## start
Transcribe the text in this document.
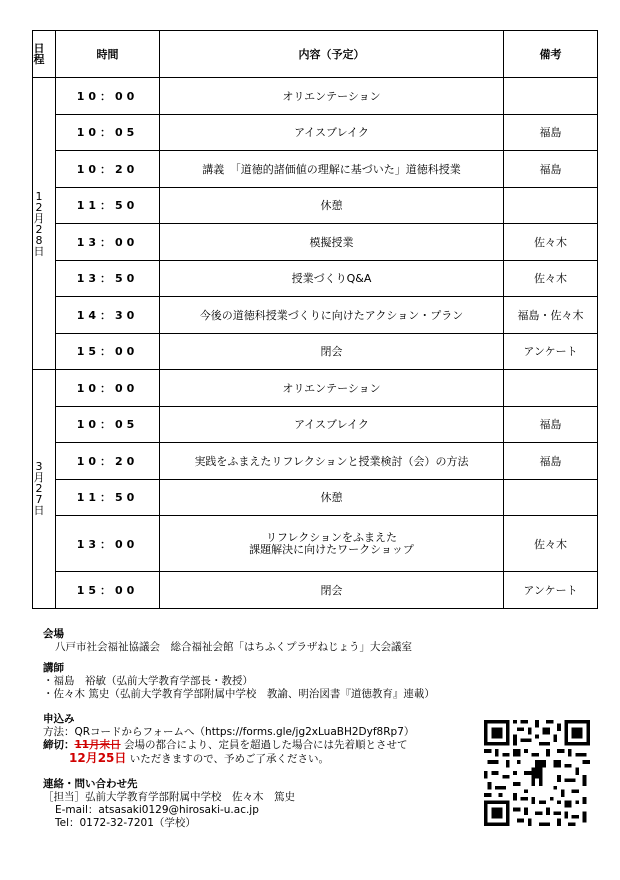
日程	時間	内容（予定）	備考

12月28日	10：00	オリエンテーション	
	10：05	アイスブレイク	福島
	10：20	講義　「道徳的諸価値の理解に基づいた」道徳科授業	福島
	11：50	休憩	
	13：00	模擬授業	佐々木
	13：50	授業づくりQ&A	佐々木
	14：30	今後の道徳科授業づくりに向けたアクション・プラン	福島・佐々木
	15：00	閉会	アンケート

3月27日	10：00	オリエンテーション	
	10：05	アイスブレイク	福島
	10：20	実践をふまえたリフレクションと授業検討（会）の方法	福島
	11：50	休憩	
	13：00	リフレクションをふまえた
課題解決に向けたワークショップ	佐々木
	15：00	閉会	アンケート
会場
八戸市社会福祉協議会　総合福祉会館「はちふくプラザねじょう」大会議室
講師
・福島　裕敏（弘前大学教育学部長・教授）
・佐々木 篤史（弘前大学教育学部附属中学校　教諭、明治図書『道徳教育』連載）
申込み
方法：QRコードからフォームへ（https://forms.gle/jg2xLuaBH2Dyf8Rp7）
締切：11月末日 会場の都合により、定員を超過した場合には先着順とさせて
12月25日 いただきますので、予めご了承ください。
連絡・問い合わせ先
［担当］弘前大学教育学部附属中学校　佐々木　篤史
E-mail：atsasaki0129@hirosaki-u.ac.jp
Tel：0172-32-7201（学校）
## end
_Task details:_
Every line is to be duplicated exactly, though pictures stay out.

_Expected answer:_
Transcribe the text in this document.
日程	時間	内容（予定）	備考

12月28日	10：00	オリエンテーション	
	10：05	アイスブレイク	福島
	10：20	講義　「道徳的諸価値の理解に基づいた」道徳科授業	福島
	11：50	休憩	
	13：00	模擬授業	佐々木
	13：50	授業づくりQ&A	佐々木
	14：30	今後の道徳科授業づくりに向けたアクション・プラン	福島・佐々木
	15：00	閉会	アンケート

3月27日	10：00	オリエンテーション	
	10：05	アイスブレイク	福島
	10：20	実践をふまえたリフレクションと授業検討（会）の方法	福島
	11：50	休憩	
	13：00	リフレクションをふまえた
課題解決に向けたワークショップ	佐々木
	15：00	閉会	アンケート
会場
八戸市社会福祉協議会　総合福祉会館「はちふくプラザねじょう」大会議室
講師
・福島　裕敏（弘前大学教育学部長・教授）
・佐々木 篤史（弘前大学教育学部附属中学校　教諭、明治図書『道徳教育』連載）
申込み
方法：QRコードからフォームへ（https://forms.gle/jg2xLuaBH2Dyf8Rp7）
締切：11月末日 会場の都合により、定員を超過した場合には先着順とさせて
12月25日 いただきますので、予めご了承ください。
連絡・問い合わせ先
［担当］弘前大学教育学部附属中学校　佐々木　篤史
E-mail：atsasaki0129@hirosaki-u.ac.jp
Tel：0172-32-7201（学校）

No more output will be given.